[Passage]
────────────────

Richard Spencer of the Daily Telegraph provided an outsider’s take on the topic by comparing the Saudi Arabian regime to that of the governance of China, managing to remain neutral in his opinion the entire time.

In the midst of this heavy a debate however, there was room for a few laughs, especially, from moderator Robert Lacey. “Everyone thinks that Saudis are miserable buggers without a sense of humour, but ‘Tash ma Tash’ proves otherwise.” laughed Lacey, referring to the country’s popular satirical TV show.

Although the panel members merely just skimmed the surface of the topic under discussion, judging from the nature of the questions from the very culturally diverse audience, there clearly was much more left to debate.

Al Dhakil however chose to make the closing statement: “We cannot live in an ideal city, and to expect that is being unrealistic. The current regime seems to be intent on some semblance of reform; we can only hope that in the passing on of power, the passing on of ideas also makes a smooth transaction.”

In Search of Modern India was my last session for the day, and lamentably for the entire festival as well. It was obvious from the packed hall that this was one of the more anticipated sessions, and with a panel comprising of Amit Chaudhuri, Shohba De, Vikas Swarup, Venu Rajamony and ‘honorary Indian’ William Darymple, it wasn’t hard to fathom why.

The session’s title itself was self-explanatory, and it was obvious that the discussion was to revolve around the sub-continent; its previous shortcomings, apparent successes, as well as the nation’s potential to grow even further both socially as well as economically.

While some of the panelists were more positive in their outlook “Today in the 21st century, there is a pride in being Indian” (Vikas Swarup), others were more diplomatic “We have adopted democracy because we believe in it, not because we believe it is the ultimate problem-solver”(Venu Rajamony). Some were more observant “Pakistan (to India) has become more of a Tomcat pissing on the doorstep than the Tiger in the living room” (Will Darymple), others witty “The best way to compare pre and post-liberalism in India is the public’s perception of Fair & Lovely”, and some downright critical “Why the obsession with using China as a benchmark to measure India? Why not look forward instead of comparing with a nation that just serves to make us feel better about the current situation?

As was expected however, there was no concrete conclusion concurred upon. But the session did deliver by providing a platform for both fiery debate as well as light hearted banter.

And just like that the Lit Fest came to an end. From what I could gather in the form of attendee as well as author feedback, this 4 day congregation of the literati was clearly a success. The various activities at The Fringe festival kept visitors both young and old entertained in between sessions, and the sheer variety of sessions had a little something to suit everyone.

────────────────

[Dataset entries]
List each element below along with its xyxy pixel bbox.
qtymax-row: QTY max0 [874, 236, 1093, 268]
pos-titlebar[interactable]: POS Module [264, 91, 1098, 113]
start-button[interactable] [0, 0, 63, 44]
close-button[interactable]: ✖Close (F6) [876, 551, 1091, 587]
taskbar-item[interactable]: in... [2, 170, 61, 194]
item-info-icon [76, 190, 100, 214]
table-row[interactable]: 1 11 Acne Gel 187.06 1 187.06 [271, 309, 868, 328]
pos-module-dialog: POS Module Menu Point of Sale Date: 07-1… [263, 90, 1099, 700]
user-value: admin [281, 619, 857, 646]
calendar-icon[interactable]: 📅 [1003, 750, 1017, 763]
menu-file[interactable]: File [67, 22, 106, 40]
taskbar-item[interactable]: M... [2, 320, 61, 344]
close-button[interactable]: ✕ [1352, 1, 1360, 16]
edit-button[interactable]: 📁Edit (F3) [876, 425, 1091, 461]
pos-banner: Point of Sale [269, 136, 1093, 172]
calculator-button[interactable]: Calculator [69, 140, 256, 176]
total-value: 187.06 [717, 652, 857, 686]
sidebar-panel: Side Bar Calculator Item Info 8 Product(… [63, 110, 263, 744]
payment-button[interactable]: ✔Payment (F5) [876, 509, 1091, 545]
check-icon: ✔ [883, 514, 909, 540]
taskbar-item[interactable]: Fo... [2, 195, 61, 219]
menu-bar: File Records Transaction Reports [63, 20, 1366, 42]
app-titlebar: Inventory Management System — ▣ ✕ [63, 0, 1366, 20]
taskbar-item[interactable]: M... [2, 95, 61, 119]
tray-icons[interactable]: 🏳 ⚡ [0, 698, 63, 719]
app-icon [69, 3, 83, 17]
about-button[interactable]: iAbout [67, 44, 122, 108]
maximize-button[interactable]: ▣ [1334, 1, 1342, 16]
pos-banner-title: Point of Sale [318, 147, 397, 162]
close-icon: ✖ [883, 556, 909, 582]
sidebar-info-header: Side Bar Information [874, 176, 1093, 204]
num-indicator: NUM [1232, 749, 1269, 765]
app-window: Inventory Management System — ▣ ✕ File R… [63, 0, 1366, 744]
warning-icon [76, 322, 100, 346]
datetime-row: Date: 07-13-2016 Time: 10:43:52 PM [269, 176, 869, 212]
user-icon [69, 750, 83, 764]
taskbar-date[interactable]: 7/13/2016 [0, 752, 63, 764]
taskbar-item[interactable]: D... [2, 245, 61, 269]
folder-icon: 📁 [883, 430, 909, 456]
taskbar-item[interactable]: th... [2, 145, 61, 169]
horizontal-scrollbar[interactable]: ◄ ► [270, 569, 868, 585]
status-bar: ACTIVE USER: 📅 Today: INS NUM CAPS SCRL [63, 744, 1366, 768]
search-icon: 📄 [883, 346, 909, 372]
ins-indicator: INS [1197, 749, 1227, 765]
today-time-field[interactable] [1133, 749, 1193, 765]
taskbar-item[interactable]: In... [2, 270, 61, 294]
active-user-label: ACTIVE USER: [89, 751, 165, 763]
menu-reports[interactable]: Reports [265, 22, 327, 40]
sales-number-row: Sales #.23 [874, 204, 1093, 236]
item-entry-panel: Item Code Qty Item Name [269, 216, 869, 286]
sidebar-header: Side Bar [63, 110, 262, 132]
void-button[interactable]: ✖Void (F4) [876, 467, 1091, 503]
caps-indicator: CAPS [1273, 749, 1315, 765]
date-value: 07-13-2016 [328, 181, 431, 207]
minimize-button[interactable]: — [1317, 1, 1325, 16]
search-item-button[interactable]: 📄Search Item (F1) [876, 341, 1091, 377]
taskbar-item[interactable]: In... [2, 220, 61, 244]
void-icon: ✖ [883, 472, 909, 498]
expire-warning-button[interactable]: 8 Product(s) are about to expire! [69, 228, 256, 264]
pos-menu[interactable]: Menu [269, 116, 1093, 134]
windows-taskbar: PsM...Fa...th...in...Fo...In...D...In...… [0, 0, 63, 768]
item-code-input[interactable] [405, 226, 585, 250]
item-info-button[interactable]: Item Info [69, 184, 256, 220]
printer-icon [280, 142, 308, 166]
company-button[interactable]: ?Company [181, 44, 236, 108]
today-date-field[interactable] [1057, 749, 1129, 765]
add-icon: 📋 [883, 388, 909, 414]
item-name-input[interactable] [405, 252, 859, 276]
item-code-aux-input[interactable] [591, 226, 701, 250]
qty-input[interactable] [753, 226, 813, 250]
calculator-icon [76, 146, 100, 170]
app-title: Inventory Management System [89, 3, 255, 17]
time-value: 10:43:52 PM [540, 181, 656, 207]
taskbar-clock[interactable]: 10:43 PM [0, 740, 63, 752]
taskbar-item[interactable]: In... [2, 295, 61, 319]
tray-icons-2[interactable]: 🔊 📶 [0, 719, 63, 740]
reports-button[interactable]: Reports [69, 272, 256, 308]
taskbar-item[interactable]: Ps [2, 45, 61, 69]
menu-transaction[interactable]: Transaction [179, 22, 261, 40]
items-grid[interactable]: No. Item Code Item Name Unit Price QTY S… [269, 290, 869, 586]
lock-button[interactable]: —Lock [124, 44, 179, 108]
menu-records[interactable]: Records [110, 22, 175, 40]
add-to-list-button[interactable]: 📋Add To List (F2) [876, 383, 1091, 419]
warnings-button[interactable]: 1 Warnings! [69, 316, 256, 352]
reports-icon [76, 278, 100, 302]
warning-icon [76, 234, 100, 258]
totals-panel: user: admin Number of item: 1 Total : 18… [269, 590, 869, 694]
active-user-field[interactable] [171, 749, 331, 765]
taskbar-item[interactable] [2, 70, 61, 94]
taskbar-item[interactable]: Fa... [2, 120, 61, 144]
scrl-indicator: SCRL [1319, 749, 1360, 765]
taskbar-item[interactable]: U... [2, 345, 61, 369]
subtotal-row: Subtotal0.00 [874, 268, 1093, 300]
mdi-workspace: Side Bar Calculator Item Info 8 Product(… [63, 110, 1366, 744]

────────────────

[Activity list]
#1 Condense the paragraph of the festival report that begins "In Search of Modern India was my last session" into a short bulleted list, keeping its main facts.
#2 According to the festival report, how many days did the Lit Fest last?

[Set of answers]
#1
- "In Search of Modern India" was the writer's last session of the day and of the whole festival.
- The packed hall showed it was one of the more anticipated sessions.
- The panel explained that interest: Amit Chaudhuri, Shohba De, Vikas Swarup, Venu Rajamony and "honorary Indian" William Darymple.

#2 Four days.